TASK TO CARRY OUT | Are you able to retype all the records below exactly?

---------- DATA ----------

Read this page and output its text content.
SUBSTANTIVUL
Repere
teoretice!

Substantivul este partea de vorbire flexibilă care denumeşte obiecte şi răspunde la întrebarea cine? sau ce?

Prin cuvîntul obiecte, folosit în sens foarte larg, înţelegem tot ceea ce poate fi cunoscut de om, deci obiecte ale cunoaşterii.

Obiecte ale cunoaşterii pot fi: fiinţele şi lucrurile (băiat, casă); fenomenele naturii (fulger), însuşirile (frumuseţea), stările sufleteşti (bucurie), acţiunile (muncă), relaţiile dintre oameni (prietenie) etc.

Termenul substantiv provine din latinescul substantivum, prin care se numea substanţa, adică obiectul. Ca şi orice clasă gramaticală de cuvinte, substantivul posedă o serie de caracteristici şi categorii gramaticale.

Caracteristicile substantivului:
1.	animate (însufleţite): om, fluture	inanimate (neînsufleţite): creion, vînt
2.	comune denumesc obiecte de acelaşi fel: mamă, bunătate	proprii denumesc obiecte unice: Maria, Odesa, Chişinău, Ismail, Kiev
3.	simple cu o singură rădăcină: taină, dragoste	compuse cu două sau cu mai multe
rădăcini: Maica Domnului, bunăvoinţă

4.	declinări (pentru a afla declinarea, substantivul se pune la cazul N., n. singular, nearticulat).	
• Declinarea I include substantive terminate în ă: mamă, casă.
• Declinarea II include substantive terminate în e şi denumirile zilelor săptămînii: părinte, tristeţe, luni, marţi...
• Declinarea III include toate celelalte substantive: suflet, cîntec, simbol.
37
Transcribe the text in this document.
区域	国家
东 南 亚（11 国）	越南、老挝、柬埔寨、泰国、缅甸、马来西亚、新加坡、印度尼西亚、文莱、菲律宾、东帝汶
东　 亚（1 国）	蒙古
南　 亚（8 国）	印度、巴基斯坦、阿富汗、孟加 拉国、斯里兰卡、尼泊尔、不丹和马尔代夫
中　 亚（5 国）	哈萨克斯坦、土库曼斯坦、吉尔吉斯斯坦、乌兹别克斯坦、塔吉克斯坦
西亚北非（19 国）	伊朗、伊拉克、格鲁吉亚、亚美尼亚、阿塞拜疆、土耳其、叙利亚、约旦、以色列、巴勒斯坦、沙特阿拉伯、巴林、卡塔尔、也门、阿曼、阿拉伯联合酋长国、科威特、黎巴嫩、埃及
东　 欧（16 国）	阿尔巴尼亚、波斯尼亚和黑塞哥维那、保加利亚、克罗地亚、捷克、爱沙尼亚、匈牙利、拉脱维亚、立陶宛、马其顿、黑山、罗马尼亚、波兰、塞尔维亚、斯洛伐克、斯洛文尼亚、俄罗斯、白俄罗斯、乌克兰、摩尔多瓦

----------

THE ANSWER |
Read this page and output its text content.
SUBSTANTIVUL
Repere
teoretice!

Substantivul este partea de vorbire flexibilă care denumeşte obiecte şi răspunde la întrebarea cine? sau ce?

Prin cuvîntul obiecte, folosit în sens foarte larg, înţelegem tot ceea ce poate fi cunoscut de om, deci obiecte ale cunoaşterii.

Obiecte ale cunoaşterii pot fi: fiinţele şi lucrurile (băiat, casă); fenomenele naturii (fulger), însuşirile (frumuseţea), stările sufleteşti (bucurie), acţiunile (muncă), relaţiile dintre oameni (prietenie) etc.

Termenul substantiv provine din latinescul substantivum, prin care se numea substanţa, adică obiectul. Ca şi orice clasă gramaticală de cuvinte, substantivul posedă o serie de caracteristici şi categorii gramaticale.

Caracteristicile substantivului:
1.	animate (însufleţite): om, fluture	inanimate (neînsufleţite): creion, vînt
2.	comune denumesc obiecte de acelaşi fel: mamă, bunătate	proprii denumesc obiecte unice: Maria, Odesa, Chişinău, Ismail, Kiev
3.	simple cu o singură rădăcină: taină, dragoste	compuse cu două sau cu mai multe
rădăcini: Maica Domnului, bunăvoinţă

4.	declinări (pentru a afla declinarea, substantivul se pune la cazul N., n. singular, nearticulat).	
• Declinarea I include substantive terminate în ă: mamă, casă.
• Declinarea II include substantive terminate în e şi denumirile zilelor săptămînii: părinte, tristeţe, luni, marţi...
• Declinarea III include toate celelalte substantive: suflet, cîntec, simbol.
37
Transcribe the text in this document.
区域	国家
东 南 亚（11 国）	越南、老挝、柬埔寨、泰国、缅甸、马来西亚、新加坡、印度尼西亚、文莱、菲律宾、东帝汶
东　 亚（1 国）	蒙古
南　 亚（8 国）	印度、巴基斯坦、阿富汗、孟加 拉国、斯里兰卡、尼泊尔、不丹和马尔代夫
中　 亚（5 国）	哈萨克斯坦、土库曼斯坦、吉尔吉斯斯坦、乌兹别克斯坦、塔吉克斯坦
西亚北非（19 国）	伊朗、伊拉克、格鲁吉亚、亚美尼亚、阿塞拜疆、土耳其、叙利亚、约旦、以色列、巴勒斯坦、沙特阿拉伯、巴林、卡塔尔、也门、阿曼、阿拉伯联合酋长国、科威特、黎巴嫩、埃及
东　 欧（16 国）	阿尔巴尼亚、波斯尼亚和黑塞哥维那、保加利亚、克罗地亚、捷克、爱沙尼亚、匈牙利、拉脱维亚、立陶宛、马其顿、黑山、罗马尼亚、波兰、塞尔维亚、斯洛伐克、斯洛文尼亚、俄罗斯、白俄罗斯、乌克兰、摩尔多瓦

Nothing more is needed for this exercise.